**AIM**
Print out each entry below exactly, please.

**RAW RECORDS**
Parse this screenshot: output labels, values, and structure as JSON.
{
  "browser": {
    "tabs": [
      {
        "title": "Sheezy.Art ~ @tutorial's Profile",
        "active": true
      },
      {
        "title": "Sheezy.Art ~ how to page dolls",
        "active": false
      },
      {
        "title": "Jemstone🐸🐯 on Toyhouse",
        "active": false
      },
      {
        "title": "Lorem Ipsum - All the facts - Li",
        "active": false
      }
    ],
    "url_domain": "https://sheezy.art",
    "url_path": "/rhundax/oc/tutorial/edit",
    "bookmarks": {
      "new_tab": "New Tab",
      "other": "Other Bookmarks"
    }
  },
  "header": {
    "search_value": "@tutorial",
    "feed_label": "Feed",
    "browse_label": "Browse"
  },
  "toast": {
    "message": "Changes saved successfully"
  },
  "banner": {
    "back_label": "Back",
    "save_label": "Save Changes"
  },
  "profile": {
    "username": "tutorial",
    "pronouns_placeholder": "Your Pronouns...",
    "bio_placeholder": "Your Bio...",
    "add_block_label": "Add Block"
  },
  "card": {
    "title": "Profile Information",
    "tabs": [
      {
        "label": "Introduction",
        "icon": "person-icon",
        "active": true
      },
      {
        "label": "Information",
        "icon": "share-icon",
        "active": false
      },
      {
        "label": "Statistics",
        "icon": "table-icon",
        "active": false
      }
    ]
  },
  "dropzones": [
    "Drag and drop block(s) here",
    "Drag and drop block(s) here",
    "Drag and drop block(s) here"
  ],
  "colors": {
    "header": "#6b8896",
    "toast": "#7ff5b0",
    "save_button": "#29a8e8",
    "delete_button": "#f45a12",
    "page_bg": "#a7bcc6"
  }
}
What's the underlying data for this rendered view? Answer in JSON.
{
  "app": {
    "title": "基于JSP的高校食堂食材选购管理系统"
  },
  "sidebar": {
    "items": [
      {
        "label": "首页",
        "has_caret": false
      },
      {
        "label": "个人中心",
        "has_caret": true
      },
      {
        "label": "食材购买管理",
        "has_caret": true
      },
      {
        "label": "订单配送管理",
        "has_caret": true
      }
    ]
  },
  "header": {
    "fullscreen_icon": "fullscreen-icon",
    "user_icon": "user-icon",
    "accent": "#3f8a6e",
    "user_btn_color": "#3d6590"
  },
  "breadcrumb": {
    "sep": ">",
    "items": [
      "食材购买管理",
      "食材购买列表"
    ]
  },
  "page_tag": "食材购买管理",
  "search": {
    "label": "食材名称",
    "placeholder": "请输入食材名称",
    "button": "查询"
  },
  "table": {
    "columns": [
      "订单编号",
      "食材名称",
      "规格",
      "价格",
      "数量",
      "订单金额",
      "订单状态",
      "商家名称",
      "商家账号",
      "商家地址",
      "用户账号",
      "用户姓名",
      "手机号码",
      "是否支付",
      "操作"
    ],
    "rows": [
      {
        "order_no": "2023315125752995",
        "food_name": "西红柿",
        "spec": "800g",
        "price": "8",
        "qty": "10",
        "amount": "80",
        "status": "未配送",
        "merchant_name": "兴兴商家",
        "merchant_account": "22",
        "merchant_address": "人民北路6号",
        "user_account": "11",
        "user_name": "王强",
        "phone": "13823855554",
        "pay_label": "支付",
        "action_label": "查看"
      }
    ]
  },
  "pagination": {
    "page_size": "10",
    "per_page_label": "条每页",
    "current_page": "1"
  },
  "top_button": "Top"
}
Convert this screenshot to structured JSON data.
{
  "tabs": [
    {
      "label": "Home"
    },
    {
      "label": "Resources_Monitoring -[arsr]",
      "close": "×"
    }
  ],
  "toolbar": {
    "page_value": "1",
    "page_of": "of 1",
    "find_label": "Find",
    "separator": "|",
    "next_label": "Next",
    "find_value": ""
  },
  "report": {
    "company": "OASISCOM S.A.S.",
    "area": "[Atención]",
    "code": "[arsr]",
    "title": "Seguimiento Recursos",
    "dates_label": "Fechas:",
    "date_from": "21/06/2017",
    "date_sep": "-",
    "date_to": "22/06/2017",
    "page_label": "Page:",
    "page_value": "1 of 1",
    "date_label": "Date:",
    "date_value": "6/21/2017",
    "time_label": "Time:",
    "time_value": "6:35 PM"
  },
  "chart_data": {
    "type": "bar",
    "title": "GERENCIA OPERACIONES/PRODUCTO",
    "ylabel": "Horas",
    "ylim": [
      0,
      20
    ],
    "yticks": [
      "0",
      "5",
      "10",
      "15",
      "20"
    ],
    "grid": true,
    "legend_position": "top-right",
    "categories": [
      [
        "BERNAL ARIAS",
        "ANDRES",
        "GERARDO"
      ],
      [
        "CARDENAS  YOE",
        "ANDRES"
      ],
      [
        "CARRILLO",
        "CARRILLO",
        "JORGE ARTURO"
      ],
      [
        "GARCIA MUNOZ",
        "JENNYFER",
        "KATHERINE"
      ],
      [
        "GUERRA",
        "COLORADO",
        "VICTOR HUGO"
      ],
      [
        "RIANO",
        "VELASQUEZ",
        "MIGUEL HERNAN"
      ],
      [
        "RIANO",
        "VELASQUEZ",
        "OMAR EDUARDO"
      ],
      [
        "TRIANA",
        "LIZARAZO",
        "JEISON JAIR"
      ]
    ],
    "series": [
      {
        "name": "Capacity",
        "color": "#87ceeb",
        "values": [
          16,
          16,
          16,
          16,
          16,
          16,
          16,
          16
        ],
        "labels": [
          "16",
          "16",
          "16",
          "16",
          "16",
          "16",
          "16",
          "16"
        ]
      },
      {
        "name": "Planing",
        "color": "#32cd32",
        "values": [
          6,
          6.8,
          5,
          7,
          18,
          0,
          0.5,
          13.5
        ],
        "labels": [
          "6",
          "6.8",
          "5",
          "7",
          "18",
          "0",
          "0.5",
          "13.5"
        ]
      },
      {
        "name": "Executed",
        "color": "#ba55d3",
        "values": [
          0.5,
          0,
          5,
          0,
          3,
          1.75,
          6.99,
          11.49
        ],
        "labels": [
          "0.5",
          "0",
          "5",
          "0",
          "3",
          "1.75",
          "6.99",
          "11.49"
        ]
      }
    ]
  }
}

**FULL OUTPUT**
Parse this screenshot: output labels, values, and structure as JSON.
{
  "browser": {
    "tabs": [
      {
        "title": "Sheezy.Art ~ @tutorial's Profile",
        "active": true
      },
      {
        "title": "Sheezy.Art ~ how to page dolls",
        "active": false
      },
      {
        "title": "Jemstone🐸🐯 on Toyhouse",
        "active": false
      },
      {
        "title": "Lorem Ipsum - All the facts - Li",
        "active": false
      }
    ],
    "url_domain": "https://sheezy.art",
    "url_path": "/rhundax/oc/tutorial/edit",
    "bookmarks": {
      "new_tab": "New Tab",
      "other": "Other Bookmarks"
    }
  },
  "header": {
    "search_value": "@tutorial",
    "feed_label": "Feed",
    "browse_label": "Browse"
  },
  "toast": {
    "message": "Changes saved successfully"
  },
  "banner": {
    "back_label": "Back",
    "save_label": "Save Changes"
  },
  "profile": {
    "username": "tutorial",
    "pronouns_placeholder": "Your Pronouns...",
    "bio_placeholder": "Your Bio...",
    "add_block_label": "Add Block"
  },
  "card": {
    "title": "Profile Information",
    "tabs": [
      {
        "label": "Introduction",
        "icon": "person-icon",
        "active": true
      },
      {
        "label": "Information",
        "icon": "share-icon",
        "active": false
      },
      {
        "label": "Statistics",
        "icon": "table-icon",
        "active": false
      }
    ]
  },
  "dropzones": [
    "Drag and drop block(s) here",
    "Drag and drop block(s) here",
    "Drag and drop block(s) here"
  ],
  "colors": {
    "header": "#6b8896",
    "toast": "#7ff5b0",
    "save_button": "#29a8e8",
    "delete_button": "#f45a12",
    "page_bg": "#a7bcc6"
  }
}
What's the underlying data for this rendered view? Answer in JSON.
{
  "app": {
    "title": "基于JSP的高校食堂食材选购管理系统"
  },
  "sidebar": {
    "items": [
      {
        "label": "首页",
        "has_caret": false
      },
      {
        "label": "个人中心",
        "has_caret": true
      },
      {
        "label": "食材购买管理",
        "has_caret": true
      },
      {
        "label": "订单配送管理",
        "has_caret": true
      }
    ]
  },
  "header": {
    "fullscreen_icon": "fullscreen-icon",
    "user_icon": "user-icon",
    "accent": "#3f8a6e",
    "user_btn_color": "#3d6590"
  },
  "breadcrumb": {
    "sep": ">",
    "items": [
      "食材购买管理",
      "食材购买列表"
    ]
  },
  "page_tag": "食材购买管理",
  "search": {
    "label": "食材名称",
    "placeholder": "请输入食材名称",
    "button": "查询"
  },
  "table": {
    "columns": [
      "订单编号",
      "食材名称",
      "规格",
      "价格",
      "数量",
      "订单金额",
      "订单状态",
      "商家名称",
      "商家账号",
      "商家地址",
      "用户账号",
      "用户姓名",
      "手机号码",
      "是否支付",
      "操作"
    ],
    "rows": [
      {
        "order_no": "2023315125752995",
        "food_name": "西红柿",
        "spec": "800g",
        "price": "8",
        "qty": "10",
        "amount": "80",
        "status": "未配送",
        "merchant_name": "兴兴商家",
        "merchant_account": "22",
        "merchant_address": "人民北路6号",
        "user_account": "11",
        "user_name": "王强",
        "phone": "13823855554",
        "pay_label": "支付",
        "action_label": "查看"
      }
    ]
  },
  "pagination": {
    "page_size": "10",
    "per_page_label": "条每页",
    "current_page": "1"
  },
  "top_button": "Top"
}
Convert this screenshot to structured JSON data.
{
  "tabs": [
    {
      "label": "Home"
    },
    {
      "label": "Resources_Monitoring -[arsr]",
      "close": "×"
    }
  ],
  "toolbar": {
    "page_value": "1",
    "page_of": "of 1",
    "find_label": "Find",
    "separator": "|",
    "next_label": "Next",
    "find_value": ""
  },
  "report": {
    "company": "OASISCOM S.A.S.",
    "area": "[Atención]",
    "code": "[arsr]",
    "title": "Seguimiento Recursos",
    "dates_label": "Fechas:",
    "date_from": "21/06/2017",
    "date_sep": "-",
    "date_to": "22/06/2017",
    "page_label": "Page:",
    "page_value": "1 of 1",
    "date_label": "Date:",
    "date_value": "6/21/2017",
    "time_label": "Time:",
    "time_value": "6:35 PM"
  },
  "chart_data": {
    "type": "bar",
    "title": "GERENCIA OPERACIONES/PRODUCTO",
    "ylabel": "Horas",
    "ylim": [
      0,
      20
    ],
    "yticks": [
      "0",
      "5",
      "10",
      "15",
      "20"
    ],
    "grid": true,
    "legend_position": "top-right",
    "categories": [
      [
        "BERNAL ARIAS",
        "ANDRES",
        "GERARDO"
      ],
      [
        "CARDENAS  YOE",
        "ANDRES"
      ],
      [
        "CARRILLO",
        "CARRILLO",
        "JORGE ARTURO"
      ],
      [
        "GARCIA MUNOZ",
        "JENNYFER",
        "KATHERINE"
      ],
      [
        "GUERRA",
        "COLORADO",
        "VICTOR HUGO"
      ],
      [
        "RIANO",
        "VELASQUEZ",
        "MIGUEL HERNAN"
      ],
      [
        "RIANO",
        "VELASQUEZ",
        "OMAR EDUARDO"
      ],
      [
        "TRIANA",
        "LIZARAZO",
        "JEISON JAIR"
      ]
    ],
    "series": [
      {
        "name": "Capacity",
        "color": "#87ceeb",
        "values": [
          16,
          16,
          16,
          16,
          16,
          16,
          16,
          16
        ],
        "labels": [
          "16",
          "16",
          "16",
          "16",
          "16",
          "16",
          "16",
          "16"
        ]
      },
      {
        "name": "Planing",
        "color": "#32cd32",
        "values": [
          6,
          6.8,
          5,
          7,
          18,
          0,
          0.5,
          13.5
        ],
        "labels": [
          "6",
          "6.8",
          "5",
          "7",
          "18",
          "0",
          "0.5",
          "13.5"
        ]
      },
      {
        "name": "Executed",
        "color": "#ba55d3",
        "values": [
          0.5,
          0,
          5,
          0,
          3,
          1.75,
          6.99,
          11.49
        ],
        "labels": [
          "0.5",
          "0",
          "5",
          "0",
          "3",
          "1.75",
          "6.99",
          "11.49"
        ]
      }
    ]
  }
}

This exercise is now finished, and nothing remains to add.